### Görev Yönergesi 1
Başörtüsü yasağı üzerine yazıdan "Senan Kazımoğlu" ifadesinden "bir sürü zulümler..." ifadesine kadar her şeyi aynen yeniden yazın.
### Görev Yönergesi 2
Başörtüsü yasağını anlatan yazının devamını, gösterilen son cümleden sonrasını getirerek yazın.

### Metin Bölümü
......
21 Haziran 2016 Salı

Kaybettiğimiz Tesettür İçindeki Başlar

Senan Kazımoğlu
senan@turkata.com

Kaç haftadır bu yazını yazmak istiyordum fakat uzun zamandır derslerim ile alakalı olarak ancak şimdi vakit bulabildim.
Bugünkü Türkiye’yi anlamak için eski Türkiye’yi bilmek gerek. Bende ara sıra vakit oldukça eski Türkiye manzaralarını izliyorum.
Sırf dini inancı için üniversitelerden polis joplarıyla kovulan, ikna odalarında başını açmaya zorlanan, Müslüman olduğu için fişlenen, eğitim ve çalışma hakkı elinden alınan kardeşlerimiz ve daha bir sürü zulümler...
......
### Sağlanan Bilgiler
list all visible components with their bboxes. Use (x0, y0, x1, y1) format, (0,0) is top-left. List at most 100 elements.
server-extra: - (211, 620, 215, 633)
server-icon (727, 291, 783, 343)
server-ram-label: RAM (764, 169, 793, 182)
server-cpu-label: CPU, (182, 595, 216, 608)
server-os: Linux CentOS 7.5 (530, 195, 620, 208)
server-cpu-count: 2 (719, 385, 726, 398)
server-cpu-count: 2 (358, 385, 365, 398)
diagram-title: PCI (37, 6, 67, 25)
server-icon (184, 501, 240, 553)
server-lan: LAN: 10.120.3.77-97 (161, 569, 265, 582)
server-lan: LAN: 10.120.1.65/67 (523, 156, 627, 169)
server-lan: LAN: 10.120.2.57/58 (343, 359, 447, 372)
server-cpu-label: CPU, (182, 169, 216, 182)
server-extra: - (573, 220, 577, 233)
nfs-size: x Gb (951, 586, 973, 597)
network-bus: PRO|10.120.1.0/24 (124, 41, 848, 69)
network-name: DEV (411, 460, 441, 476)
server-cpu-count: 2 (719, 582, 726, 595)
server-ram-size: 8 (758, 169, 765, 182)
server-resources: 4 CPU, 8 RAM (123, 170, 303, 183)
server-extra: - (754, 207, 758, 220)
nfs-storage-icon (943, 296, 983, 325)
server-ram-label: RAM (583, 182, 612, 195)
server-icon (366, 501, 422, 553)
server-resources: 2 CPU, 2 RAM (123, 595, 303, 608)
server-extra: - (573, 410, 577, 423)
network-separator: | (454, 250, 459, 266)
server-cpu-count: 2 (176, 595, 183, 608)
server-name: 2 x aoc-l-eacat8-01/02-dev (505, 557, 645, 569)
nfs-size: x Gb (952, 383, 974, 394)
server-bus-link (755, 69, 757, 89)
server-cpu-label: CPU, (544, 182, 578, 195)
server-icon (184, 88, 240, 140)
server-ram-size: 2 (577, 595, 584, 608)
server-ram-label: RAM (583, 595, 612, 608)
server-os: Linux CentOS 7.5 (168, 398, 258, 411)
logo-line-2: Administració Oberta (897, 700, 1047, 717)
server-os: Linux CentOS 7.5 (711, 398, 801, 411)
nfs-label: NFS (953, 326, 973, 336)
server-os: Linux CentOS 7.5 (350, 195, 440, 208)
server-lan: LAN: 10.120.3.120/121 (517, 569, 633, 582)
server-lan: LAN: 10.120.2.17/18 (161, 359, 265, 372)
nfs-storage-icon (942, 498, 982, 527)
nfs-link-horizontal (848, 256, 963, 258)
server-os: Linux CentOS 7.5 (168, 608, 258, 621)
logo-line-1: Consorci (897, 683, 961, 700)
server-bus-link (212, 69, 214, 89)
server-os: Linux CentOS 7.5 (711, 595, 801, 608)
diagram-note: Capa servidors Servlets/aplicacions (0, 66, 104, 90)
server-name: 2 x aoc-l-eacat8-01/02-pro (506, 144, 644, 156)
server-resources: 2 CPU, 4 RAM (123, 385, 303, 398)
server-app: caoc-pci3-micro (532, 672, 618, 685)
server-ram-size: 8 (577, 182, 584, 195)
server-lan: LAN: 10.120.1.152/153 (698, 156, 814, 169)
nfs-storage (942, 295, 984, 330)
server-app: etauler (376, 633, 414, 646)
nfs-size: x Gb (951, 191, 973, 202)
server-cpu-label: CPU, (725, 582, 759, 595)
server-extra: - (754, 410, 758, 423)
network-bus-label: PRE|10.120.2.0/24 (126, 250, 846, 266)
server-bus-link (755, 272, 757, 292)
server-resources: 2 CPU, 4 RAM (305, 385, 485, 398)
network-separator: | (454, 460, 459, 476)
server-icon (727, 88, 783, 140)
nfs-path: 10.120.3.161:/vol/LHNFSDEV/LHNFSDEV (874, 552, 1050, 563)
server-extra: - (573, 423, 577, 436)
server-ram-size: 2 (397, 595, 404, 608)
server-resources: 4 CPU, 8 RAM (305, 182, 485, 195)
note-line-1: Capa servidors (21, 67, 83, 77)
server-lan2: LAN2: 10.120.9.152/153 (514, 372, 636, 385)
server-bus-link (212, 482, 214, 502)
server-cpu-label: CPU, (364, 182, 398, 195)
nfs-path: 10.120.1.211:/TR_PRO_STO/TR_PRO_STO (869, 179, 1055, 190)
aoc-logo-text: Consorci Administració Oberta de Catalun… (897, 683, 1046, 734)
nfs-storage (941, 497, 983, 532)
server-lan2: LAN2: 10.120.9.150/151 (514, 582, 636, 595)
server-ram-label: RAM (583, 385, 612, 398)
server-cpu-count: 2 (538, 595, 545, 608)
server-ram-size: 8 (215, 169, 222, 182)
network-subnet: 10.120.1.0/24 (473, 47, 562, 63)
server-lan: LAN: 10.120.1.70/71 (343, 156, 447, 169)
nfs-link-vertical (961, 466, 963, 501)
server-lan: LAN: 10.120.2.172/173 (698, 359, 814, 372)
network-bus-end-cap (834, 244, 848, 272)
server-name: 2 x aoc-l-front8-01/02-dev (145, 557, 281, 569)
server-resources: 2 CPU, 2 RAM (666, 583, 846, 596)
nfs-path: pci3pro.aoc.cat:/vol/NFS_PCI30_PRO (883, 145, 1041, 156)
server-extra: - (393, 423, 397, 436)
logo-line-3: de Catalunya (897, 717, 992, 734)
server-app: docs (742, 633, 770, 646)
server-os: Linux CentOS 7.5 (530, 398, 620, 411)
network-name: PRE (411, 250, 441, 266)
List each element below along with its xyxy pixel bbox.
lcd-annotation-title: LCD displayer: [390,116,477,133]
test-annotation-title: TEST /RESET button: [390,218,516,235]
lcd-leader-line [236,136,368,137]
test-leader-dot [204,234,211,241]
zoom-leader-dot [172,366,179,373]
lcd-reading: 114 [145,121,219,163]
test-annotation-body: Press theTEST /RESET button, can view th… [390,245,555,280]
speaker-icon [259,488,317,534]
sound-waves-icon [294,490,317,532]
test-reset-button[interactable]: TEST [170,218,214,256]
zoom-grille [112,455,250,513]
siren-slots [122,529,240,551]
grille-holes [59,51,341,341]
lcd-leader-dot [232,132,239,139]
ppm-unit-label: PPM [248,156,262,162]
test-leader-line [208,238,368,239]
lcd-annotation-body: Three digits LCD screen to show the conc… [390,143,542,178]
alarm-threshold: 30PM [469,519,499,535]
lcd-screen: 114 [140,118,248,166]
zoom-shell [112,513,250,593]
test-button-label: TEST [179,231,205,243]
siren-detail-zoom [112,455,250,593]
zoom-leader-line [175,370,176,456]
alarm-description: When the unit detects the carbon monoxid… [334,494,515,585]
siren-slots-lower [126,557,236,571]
......
### Yanıt 1
Senan Kazımoğlu
senan@turkata.com

Kaç haftadır bu yazını yazmak istiyordum fakat uzun zamandır derslerim ile alakalı olarak ancak şimdi vakit bulabildim.
Bugünkü Türkiye’yi anlamak için eski Türkiye’yi bilmek gerek. Bende ara sıra vakit oldukça eski Türkiye manzaralarını izliyorum.
Sırf dini inancı için üniversitelerden polis joplarıyla kovulan, ikna odalarında başını açmaya zorlanan, Müslüman olduğu için fişlenen, eğitim ve çalışma hakkı elinden alınan kardeşlerimiz ve daha bir sürü zulümler...

### Yanıt 2
Benim burada dikkatimi çeken bir şey var. Bu kadar baskı ve zulüm'e rağmen kardeşlerimizin çoğunun tesettürü dinimize uygundu. O zor zamanlarda, o sıkıntılı yıllarda Müslüman kadın hakikaten Müslüman şahsiyetini koruduğu gibi Müslüman giyimini de koruyor ve bundan taviz vermiyordu.
Aradan yıllar geçti ve Allah'a şükürler olsun ki bu zulüm bitti. Nihayet hayatın hemen-hemen her alanında artık başörtü serbestliği geldi. Hatta başörtüye hakaretin hapse kadar varan cezası var.
Eee ne oldu simdi peki??? Zamanında Tesettürlü kardeşlerimize yapamadıklarını şimdi SÜSLÜMAN ablalarımız vasıtasıyla yapıyorlar. Şimdi başörtüsü serbest oldu, oldu ama örtünün altındaki başları bizden çaldılar. Bunu nasıl yaptılar peki???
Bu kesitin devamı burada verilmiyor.